[Dataset records]
__________________________________________________

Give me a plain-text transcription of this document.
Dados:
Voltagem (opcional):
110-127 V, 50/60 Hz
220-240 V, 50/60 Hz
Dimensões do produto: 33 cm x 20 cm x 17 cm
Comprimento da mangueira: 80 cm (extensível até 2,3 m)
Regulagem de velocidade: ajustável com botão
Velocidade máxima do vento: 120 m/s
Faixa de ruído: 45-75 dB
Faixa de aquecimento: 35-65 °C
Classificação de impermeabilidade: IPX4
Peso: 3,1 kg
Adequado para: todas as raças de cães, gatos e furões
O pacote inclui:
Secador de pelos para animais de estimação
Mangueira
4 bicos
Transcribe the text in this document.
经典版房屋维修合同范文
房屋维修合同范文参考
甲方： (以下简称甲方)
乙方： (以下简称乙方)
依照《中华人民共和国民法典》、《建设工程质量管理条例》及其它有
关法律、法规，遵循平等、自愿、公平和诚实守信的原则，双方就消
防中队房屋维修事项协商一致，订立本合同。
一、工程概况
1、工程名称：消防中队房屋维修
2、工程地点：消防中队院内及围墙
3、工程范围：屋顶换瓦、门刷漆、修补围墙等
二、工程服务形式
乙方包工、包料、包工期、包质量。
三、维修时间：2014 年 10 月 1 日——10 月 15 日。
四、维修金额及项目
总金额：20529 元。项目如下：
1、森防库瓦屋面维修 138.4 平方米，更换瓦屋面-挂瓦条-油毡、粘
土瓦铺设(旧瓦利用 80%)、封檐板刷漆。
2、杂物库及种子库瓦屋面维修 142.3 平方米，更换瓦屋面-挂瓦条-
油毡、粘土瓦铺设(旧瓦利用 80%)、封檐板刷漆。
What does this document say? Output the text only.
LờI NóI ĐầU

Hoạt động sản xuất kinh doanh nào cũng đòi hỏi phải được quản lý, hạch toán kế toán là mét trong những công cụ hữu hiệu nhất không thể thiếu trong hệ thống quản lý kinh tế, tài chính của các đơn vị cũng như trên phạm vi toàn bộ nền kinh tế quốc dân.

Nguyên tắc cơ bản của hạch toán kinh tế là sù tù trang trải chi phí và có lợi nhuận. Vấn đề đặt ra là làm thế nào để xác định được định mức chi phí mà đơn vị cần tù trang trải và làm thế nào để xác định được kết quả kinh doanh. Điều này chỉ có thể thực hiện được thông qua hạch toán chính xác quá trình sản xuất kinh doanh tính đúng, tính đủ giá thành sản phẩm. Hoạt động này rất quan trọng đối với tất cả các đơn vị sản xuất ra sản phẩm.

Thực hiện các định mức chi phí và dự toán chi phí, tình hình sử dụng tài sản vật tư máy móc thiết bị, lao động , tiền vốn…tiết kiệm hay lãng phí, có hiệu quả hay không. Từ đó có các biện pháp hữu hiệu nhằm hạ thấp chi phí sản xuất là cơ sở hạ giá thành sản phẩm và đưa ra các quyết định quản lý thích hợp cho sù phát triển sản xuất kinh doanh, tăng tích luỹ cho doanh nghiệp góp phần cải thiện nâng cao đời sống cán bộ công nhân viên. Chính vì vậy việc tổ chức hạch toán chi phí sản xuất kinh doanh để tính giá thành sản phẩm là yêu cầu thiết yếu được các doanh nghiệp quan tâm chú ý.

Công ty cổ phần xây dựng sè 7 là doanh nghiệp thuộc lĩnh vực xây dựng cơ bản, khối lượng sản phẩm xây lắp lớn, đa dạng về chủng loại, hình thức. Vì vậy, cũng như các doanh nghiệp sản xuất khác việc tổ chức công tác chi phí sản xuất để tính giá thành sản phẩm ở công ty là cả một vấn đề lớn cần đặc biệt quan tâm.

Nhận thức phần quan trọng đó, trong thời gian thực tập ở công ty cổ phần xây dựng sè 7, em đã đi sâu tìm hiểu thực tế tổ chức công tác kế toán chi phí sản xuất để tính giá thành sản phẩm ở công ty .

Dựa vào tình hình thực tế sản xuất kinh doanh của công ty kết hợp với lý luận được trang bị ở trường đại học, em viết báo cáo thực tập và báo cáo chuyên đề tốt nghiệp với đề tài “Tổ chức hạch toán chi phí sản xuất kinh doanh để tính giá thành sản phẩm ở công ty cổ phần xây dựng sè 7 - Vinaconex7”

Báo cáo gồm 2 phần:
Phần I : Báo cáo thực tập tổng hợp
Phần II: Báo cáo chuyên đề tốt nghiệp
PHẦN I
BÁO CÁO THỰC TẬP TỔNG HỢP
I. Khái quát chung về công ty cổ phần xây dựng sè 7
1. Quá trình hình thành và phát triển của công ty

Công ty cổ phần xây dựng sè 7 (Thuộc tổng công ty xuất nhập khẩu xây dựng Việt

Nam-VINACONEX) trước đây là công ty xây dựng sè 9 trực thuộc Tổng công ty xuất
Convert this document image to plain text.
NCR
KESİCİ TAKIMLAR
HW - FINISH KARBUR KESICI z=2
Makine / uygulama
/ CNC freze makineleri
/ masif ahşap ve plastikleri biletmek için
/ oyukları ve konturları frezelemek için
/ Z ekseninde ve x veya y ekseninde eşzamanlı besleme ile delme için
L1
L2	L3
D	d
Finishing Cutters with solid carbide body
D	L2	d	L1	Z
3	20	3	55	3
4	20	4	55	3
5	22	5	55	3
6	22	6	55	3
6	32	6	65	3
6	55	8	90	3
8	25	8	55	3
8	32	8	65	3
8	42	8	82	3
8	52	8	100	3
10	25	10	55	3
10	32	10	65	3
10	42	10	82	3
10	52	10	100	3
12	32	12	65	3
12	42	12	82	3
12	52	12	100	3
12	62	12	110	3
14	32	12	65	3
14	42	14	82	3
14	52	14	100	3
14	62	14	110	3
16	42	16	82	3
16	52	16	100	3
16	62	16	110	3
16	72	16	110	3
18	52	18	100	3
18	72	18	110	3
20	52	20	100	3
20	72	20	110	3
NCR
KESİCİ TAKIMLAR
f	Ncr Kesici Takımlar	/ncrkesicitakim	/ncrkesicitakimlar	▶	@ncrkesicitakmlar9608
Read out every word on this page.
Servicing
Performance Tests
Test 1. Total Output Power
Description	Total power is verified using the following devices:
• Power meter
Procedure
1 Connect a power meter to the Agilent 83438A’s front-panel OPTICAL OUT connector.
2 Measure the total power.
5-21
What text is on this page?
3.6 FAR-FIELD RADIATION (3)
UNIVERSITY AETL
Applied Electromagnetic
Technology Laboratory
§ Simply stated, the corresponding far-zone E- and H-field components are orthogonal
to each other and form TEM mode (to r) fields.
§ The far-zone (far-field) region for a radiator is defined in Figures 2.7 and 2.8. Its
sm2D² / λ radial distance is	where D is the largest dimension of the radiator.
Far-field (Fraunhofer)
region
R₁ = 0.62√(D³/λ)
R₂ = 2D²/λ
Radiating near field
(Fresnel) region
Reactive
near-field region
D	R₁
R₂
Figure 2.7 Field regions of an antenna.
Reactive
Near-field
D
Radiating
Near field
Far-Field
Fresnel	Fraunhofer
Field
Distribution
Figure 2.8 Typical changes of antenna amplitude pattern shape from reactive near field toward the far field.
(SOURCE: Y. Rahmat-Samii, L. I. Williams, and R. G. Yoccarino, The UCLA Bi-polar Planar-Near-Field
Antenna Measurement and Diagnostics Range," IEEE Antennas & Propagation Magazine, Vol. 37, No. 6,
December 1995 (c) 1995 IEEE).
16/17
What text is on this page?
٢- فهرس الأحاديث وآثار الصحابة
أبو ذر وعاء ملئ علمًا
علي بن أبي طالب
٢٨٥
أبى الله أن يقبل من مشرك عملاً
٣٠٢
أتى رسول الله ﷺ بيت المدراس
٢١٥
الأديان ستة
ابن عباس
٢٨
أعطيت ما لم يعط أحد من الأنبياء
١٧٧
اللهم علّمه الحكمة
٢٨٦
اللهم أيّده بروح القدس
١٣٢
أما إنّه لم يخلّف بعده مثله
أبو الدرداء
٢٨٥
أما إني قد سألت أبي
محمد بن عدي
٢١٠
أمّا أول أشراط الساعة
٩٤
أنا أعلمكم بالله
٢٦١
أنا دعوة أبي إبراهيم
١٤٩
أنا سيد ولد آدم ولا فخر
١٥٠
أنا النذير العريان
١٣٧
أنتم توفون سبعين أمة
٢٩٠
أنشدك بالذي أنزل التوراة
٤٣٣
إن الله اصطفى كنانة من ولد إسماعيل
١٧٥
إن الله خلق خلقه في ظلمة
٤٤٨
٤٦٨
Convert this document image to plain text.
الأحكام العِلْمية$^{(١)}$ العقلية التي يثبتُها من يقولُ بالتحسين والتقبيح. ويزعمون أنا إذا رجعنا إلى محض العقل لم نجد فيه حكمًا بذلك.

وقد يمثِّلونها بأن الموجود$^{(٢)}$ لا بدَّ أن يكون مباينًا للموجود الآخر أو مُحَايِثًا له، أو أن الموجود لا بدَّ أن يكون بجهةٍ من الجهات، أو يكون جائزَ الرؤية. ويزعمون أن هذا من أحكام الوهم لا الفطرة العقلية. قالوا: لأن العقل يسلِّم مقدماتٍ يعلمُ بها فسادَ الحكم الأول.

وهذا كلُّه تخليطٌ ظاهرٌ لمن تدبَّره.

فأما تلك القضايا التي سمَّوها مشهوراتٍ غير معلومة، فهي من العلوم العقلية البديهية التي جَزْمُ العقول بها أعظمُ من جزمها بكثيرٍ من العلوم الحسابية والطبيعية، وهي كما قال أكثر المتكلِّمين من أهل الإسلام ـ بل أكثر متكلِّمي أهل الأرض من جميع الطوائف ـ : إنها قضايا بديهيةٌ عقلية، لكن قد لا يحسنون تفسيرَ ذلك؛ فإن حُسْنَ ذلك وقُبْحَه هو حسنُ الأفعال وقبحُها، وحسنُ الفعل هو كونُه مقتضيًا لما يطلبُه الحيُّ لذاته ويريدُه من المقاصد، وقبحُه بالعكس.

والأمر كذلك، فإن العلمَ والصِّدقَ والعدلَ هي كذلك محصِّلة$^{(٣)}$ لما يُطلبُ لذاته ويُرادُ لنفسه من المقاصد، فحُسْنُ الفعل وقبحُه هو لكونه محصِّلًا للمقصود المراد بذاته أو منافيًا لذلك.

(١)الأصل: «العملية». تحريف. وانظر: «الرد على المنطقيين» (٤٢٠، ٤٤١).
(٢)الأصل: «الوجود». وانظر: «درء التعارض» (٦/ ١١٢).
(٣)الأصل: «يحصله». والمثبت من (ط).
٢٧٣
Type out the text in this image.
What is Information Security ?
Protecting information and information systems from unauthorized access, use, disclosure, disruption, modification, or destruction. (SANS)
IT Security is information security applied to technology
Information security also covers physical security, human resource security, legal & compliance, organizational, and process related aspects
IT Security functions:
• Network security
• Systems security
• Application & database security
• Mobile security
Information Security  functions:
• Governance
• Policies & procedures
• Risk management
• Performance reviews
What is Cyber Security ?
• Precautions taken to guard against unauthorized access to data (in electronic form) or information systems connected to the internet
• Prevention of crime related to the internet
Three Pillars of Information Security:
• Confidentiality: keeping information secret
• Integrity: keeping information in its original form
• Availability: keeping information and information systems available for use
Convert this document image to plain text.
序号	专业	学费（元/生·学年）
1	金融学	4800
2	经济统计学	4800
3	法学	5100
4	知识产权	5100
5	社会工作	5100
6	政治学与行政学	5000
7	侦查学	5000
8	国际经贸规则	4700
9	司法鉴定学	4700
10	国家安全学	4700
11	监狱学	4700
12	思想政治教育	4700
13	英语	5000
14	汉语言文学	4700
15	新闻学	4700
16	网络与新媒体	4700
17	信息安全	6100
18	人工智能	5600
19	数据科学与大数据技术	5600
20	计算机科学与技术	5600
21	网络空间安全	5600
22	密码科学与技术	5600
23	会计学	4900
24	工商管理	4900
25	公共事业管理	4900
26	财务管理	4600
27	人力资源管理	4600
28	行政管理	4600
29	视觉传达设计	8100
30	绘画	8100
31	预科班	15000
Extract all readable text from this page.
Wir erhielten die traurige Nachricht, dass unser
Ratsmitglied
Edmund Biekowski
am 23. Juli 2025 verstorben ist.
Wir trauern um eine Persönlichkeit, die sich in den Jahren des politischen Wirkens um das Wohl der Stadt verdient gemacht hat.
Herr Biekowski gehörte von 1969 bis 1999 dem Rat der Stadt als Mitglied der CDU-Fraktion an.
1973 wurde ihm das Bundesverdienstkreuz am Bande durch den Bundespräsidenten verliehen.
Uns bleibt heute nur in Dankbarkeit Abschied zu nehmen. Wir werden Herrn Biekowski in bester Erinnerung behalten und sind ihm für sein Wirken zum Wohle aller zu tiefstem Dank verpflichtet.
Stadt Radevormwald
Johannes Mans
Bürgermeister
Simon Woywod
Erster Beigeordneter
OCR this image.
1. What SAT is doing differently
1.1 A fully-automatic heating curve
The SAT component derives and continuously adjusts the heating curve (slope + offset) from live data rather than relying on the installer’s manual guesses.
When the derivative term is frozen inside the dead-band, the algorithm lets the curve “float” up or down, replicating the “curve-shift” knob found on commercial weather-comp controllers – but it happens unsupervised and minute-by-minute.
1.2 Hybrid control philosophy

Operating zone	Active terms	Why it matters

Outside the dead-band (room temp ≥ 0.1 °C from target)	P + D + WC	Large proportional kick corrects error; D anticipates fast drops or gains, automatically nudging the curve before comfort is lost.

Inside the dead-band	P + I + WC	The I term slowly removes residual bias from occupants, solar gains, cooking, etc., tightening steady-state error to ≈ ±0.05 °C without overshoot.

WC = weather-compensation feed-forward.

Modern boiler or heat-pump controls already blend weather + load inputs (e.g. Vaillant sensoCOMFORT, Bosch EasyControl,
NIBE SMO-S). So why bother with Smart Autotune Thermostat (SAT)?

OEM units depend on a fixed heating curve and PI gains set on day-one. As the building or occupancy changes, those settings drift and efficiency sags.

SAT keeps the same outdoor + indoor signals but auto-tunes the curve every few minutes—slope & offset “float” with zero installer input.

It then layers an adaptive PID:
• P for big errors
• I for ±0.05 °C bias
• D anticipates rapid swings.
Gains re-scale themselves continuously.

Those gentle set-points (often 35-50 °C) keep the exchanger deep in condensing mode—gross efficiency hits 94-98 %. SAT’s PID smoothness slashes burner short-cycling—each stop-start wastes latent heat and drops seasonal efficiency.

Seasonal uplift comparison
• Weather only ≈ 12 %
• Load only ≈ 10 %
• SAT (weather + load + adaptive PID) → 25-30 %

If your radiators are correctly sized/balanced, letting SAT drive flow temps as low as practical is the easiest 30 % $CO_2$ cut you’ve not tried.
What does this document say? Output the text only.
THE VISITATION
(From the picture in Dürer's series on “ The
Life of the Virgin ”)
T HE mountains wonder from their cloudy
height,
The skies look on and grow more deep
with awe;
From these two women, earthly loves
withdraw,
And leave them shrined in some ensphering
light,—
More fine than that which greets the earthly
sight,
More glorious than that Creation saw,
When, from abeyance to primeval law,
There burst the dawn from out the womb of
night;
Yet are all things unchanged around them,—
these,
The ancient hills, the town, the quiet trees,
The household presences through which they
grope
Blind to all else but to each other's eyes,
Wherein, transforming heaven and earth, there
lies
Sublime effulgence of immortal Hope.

__________________________________________________

◆ Short problem ◆
Check each line above for the string "access", then copy the ones that have it.

◆ Output for this exercise ◆
Protecting information and information systems from unauthorized access, use, disclosure, disruption, modification, or destruction. (SANS)
• Precautions taken to guard against unauthorized access to data (in electronic form) or information systems connected to the internet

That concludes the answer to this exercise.